- [Work instructions]:
Convert the rows below, from the first one through the one containing "text: conclusions body: the OpenSim", into a JSON list of strings with one string per row and no blank rows.

═════ Supplied records ═════

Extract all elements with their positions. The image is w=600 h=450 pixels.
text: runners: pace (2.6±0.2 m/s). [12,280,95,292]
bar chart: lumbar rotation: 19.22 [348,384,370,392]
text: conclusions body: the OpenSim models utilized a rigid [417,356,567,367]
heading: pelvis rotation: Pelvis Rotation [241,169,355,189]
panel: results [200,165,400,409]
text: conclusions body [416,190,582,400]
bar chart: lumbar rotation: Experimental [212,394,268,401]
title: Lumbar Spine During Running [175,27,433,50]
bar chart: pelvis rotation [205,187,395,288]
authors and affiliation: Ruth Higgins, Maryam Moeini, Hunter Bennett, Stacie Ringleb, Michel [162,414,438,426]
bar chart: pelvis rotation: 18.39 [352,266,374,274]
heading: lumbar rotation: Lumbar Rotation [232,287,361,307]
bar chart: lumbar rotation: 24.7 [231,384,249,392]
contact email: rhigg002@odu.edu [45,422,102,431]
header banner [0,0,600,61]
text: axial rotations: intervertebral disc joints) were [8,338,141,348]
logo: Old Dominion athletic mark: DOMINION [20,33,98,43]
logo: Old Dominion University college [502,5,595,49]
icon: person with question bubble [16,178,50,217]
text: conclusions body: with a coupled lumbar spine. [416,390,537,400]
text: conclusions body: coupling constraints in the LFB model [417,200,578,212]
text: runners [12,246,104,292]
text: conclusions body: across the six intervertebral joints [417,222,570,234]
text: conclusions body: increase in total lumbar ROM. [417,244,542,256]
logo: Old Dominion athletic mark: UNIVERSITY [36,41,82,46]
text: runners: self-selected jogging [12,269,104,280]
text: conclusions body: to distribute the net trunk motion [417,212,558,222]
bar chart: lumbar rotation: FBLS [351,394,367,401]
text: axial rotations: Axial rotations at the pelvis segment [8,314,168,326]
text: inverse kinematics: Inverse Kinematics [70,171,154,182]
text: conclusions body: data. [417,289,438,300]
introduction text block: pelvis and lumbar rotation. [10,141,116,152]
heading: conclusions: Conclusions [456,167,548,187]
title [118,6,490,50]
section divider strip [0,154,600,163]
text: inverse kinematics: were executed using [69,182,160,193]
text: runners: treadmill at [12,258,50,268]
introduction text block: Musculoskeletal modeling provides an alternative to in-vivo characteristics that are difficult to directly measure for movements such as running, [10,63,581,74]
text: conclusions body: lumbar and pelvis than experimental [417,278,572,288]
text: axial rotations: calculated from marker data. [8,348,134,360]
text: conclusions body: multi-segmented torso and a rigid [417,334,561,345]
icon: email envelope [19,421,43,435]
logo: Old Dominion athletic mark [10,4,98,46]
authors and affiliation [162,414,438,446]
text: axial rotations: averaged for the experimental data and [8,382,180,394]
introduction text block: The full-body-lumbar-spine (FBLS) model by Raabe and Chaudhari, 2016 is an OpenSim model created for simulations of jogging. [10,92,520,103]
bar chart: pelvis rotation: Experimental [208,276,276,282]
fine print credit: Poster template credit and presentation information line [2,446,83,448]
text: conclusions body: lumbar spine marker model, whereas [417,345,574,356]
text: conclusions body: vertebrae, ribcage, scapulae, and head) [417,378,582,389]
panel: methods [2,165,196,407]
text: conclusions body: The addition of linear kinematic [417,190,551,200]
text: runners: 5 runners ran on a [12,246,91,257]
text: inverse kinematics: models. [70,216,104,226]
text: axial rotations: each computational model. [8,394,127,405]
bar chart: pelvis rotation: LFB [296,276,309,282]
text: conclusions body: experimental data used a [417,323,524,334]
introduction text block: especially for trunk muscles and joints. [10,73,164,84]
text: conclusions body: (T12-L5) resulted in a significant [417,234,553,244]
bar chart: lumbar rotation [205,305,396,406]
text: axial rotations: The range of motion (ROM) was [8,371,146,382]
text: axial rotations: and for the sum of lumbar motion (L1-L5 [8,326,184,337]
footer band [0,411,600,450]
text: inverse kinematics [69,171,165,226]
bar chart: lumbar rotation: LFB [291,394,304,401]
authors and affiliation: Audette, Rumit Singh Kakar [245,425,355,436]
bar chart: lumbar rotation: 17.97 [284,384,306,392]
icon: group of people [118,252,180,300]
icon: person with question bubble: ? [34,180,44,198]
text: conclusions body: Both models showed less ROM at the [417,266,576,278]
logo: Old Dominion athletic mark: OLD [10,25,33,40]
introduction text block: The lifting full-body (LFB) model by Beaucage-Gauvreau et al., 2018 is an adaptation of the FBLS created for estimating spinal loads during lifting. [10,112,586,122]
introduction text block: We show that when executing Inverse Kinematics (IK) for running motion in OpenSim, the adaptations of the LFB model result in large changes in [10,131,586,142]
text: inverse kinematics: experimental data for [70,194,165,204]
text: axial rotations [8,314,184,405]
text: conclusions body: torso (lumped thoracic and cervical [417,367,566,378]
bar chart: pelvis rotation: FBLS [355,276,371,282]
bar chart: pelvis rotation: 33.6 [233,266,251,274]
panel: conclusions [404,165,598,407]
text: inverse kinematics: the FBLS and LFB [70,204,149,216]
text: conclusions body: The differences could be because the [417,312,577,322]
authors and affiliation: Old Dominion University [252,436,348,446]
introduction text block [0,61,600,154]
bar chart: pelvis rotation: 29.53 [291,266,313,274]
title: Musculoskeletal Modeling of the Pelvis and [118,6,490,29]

═════

- [Task answer]:
[
  "Extract all elements with their positions. The image is w=600 h=450 pixels.",
  "text: runners: pace (2.6±0.2 m/s). [12,280,95,292]",
  "bar chart: lumbar rotation: 19.22 [348,384,370,392]",
  "text: conclusions body: the OpenSim models utilized a rigid [417,356,567,367]"
]